***** Record excerpts *****

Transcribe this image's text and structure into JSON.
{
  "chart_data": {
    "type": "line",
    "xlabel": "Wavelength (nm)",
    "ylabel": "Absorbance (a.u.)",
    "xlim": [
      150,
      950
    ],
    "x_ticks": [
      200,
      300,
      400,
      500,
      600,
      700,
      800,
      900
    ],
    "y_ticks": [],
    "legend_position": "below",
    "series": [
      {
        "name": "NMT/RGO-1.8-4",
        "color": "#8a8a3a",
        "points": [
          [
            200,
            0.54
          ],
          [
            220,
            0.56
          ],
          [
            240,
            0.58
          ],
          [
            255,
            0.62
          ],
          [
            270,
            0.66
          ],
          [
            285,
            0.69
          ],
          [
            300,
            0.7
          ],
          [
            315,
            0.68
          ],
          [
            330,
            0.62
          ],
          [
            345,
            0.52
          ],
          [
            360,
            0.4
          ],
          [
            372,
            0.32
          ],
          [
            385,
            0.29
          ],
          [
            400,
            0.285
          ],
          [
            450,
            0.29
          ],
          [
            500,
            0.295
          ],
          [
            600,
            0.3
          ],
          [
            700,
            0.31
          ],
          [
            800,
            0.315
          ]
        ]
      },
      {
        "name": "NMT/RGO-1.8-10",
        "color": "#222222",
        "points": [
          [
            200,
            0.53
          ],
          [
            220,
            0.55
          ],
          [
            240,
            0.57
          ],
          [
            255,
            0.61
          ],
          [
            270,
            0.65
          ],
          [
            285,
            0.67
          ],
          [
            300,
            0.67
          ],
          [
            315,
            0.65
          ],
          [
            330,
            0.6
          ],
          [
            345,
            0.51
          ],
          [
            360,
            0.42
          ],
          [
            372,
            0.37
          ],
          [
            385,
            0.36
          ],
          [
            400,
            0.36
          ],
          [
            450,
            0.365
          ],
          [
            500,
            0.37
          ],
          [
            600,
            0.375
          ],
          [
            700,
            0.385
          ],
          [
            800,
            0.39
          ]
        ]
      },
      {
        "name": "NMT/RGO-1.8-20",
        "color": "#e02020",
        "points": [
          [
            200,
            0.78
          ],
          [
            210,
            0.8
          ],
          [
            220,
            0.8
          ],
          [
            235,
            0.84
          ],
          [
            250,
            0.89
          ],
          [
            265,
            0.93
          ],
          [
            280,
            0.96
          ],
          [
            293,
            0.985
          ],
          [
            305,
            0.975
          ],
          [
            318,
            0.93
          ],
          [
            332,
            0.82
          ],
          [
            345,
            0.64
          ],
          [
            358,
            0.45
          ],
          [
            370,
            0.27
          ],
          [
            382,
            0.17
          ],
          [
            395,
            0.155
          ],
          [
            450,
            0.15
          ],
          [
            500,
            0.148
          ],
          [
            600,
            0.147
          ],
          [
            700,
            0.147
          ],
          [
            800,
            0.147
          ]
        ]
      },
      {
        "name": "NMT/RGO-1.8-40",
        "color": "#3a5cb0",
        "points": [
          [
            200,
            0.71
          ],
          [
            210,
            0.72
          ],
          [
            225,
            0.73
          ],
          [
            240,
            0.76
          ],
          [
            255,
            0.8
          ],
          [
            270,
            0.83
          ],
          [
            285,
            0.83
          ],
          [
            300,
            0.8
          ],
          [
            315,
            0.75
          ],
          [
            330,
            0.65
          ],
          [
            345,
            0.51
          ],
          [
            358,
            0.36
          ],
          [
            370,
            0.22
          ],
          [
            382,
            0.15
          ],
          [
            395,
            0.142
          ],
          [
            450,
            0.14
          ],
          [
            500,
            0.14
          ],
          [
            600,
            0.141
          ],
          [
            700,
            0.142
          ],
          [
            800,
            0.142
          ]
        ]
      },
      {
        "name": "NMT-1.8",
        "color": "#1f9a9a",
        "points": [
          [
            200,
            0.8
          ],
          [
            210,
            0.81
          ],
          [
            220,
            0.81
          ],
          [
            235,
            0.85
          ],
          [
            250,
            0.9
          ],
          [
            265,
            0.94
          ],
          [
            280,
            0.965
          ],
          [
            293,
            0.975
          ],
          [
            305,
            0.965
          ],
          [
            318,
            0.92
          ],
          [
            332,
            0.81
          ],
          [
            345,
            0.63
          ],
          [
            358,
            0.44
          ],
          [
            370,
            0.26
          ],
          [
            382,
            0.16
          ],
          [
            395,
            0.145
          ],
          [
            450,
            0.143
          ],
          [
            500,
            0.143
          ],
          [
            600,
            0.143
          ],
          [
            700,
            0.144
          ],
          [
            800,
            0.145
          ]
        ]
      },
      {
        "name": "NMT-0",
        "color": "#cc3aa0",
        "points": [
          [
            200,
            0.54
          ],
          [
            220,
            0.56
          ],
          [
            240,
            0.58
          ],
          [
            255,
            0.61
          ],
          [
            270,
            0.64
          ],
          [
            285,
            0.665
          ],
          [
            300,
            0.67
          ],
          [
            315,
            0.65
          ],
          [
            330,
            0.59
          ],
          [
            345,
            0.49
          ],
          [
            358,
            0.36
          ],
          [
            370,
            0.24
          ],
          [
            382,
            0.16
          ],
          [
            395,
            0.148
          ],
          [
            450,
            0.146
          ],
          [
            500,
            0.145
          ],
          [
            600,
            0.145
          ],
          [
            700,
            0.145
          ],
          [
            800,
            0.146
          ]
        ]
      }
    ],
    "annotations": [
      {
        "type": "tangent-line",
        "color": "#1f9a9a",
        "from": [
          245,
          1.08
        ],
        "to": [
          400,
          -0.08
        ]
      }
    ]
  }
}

*****

## Written request
All the data must be duplicated exactly, with nothing added or removed.

## Output below
Transcribe this image's text and structure into JSON.
{
  "chart_data": {
    "type": "line",
    "xlabel": "Wavelength (nm)",
    "ylabel": "Absorbance (a.u.)",
    "xlim": [
      150,
      950
    ],
    "x_ticks": [
      200,
      300,
      400,
      500,
      600,
      700,
      800,
      900
    ],
    "y_ticks": [],
    "legend_position": "below",
    "series": [
      {
        "name": "NMT/RGO-1.8-4",
        "color": "#8a8a3a",
        "points": [
          [
            200,
            0.54
          ],
          [
            220,
            0.56
          ],
          [
            240,
            0.58
          ],
          [
            255,
            0.62
          ],
          [
            270,
            0.66
          ],
          [
            285,
            0.69
          ],
          [
            300,
            0.7
          ],
          [
            315,
            0.68
          ],
          [
            330,
            0.62
          ],
          [
            345,
            0.52
          ],
          [
            360,
            0.4
          ],
          [
            372,
            0.32
          ],
          [
            385,
            0.29
          ],
          [
            400,
            0.285
          ],
          [
            450,
            0.29
          ],
          [
            500,
            0.295
          ],
          [
            600,
            0.3
          ],
          [
            700,
            0.31
          ],
          [
            800,
            0.315
          ]
        ]
      },
      {
        "name": "NMT/RGO-1.8-10",
        "color": "#222222",
        "points": [
          [
            200,
            0.53
          ],
          [
            220,
            0.55
          ],
          [
            240,
            0.57
          ],
          [
            255,
            0.61
          ],
          [
            270,
            0.65
          ],
          [
            285,
            0.67
          ],
          [
            300,
            0.67
          ],
          [
            315,
            0.65
          ],
          [
            330,
            0.6
          ],
          [
            345,
            0.51
          ],
          [
            360,
            0.42
          ],
          [
            372,
            0.37
          ],
          [
            385,
            0.36
          ],
          [
            400,
            0.36
          ],
          [
            450,
            0.365
          ],
          [
            500,
            0.37
          ],
          [
            600,
            0.375
          ],
          [
            700,
            0.385
          ],
          [
            800,
            0.39
          ]
        ]
      },
      {
        "name": "NMT/RGO-1.8-20",
        "color": "#e02020",
        "points": [
          [
            200,
            0.78
          ],
          [
            210,
            0.8
          ],
          [
            220,
            0.8
          ],
          [
            235,
            0.84
          ],
          [
            250,
            0.89
          ],
          [
            265,
            0.93
          ],
          [
            280,
            0.96
          ],
          [
            293,
            0.985
          ],
          [
            305,
            0.975
          ],
          [
            318,
            0.93
          ],
          [
            332,
            0.82
          ],
          [
            345,
            0.64
          ],
          [
            358,
            0.45
          ],
          [
            370,
            0.27
          ],
          [
            382,
            0.17
          ],
          [
            395,
            0.155
          ],
          [
            450,
            0.15
          ],
          [
            500,
            0.148
          ],
          [
            600,
            0.147
          ],
          [
            700,
            0.147
          ],
          [
            800,
            0.147
          ]
        ]
      },
      {
        "name": "NMT/RGO-1.8-40",
        "color": "#3a5cb0",
        "points": [
          [
            200,
            0.71
          ],
          [
            210,
            0.72
          ],
          [
            225,
            0.73
          ],
          [
            240,
            0.76
          ],
          [
            255,
            0.8
          ],
          [
            270,
            0.83
          ],
          [
            285,
            0.83
          ],
          [
            300,
            0.8
          ],
          [
            315,
            0.75
          ],
          [
            330,
            0.65
          ],
          [
            345,
            0.51
          ],
          [
            358,
            0.36
          ],
          [
            370,
            0.22
          ],
          [
            382,
            0.15
          ],
          [
            395,
            0.142
          ],
          [
            450,
            0.14
          ],
          [
            500,
            0.14
          ],
          [
            600,
            0.141
          ],
          [
            700,
            0.142
          ],
          [
            800,
            0.142
          ]
        ]
      },
      {
        "name": "NMT-1.8",
        "color": "#1f9a9a",
        "points": [
          [
            200,
            0.8
          ],
          [
            210,
            0.81
          ],
          [
            220,
            0.81
          ],
          [
            235,
            0.85
          ],
          [
            250,
            0.9
          ],
          [
            265,
            0.94
          ],
          [
            280,
            0.965
          ],
          [
            293,
            0.975
          ],
          [
            305,
            0.965
          ],
          [
            318,
            0.92
          ],
          [
            332,
            0.81
          ],
          [
            345,
            0.63
          ],
          [
            358,
            0.44
          ],
          [
            370,
            0.26
          ],
          [
            382,
            0.16
          ],
          [
            395,
            0.145
          ],
          [
            450,
            0.143
          ],
          [
            500,
            0.143
          ],
          [
            600,
            0.143
          ],
          [
            700,
            0.144
          ],
          [
            800,
            0.145
          ]
        ]
      },
      {
        "name": "NMT-0",
        "color": "#cc3aa0",
        "points": [
          [
            200,
            0.54
          ],
          [
            220,
            0.56
          ],
          [
            240,
            0.58
          ],
          [
            255,
            0.61
          ],
          [
            270,
            0.64
          ],
          [
            285,
            0.665
          ],
          [
            300,
            0.67
          ],
          [
            315,
            0.65
          ],
          [
            330,
            0.59
          ],
          [
            345,
            0.49
          ],
          [
            358,
            0.36
          ],
          [
            370,
            0.24
          ],
          [
            382,
            0.16
          ],
          [
            395,
            0.148
          ],
          [
            450,
            0.146
          ],
          [
            500,
            0.145
          ],
          [
            600,
            0.145
          ],
          [
            700,
            0.145
          ],
          [
            800,
            0.146
          ]
        ]
      }
    ],
    "annotations": [
      {
        "type": "tangent-line",
        "color": "#1f9a9a",
        "from": [
          245,
          1.08
        ],
        "to": [
          400,
          -0.08
        ]
      }
    ]
  }
}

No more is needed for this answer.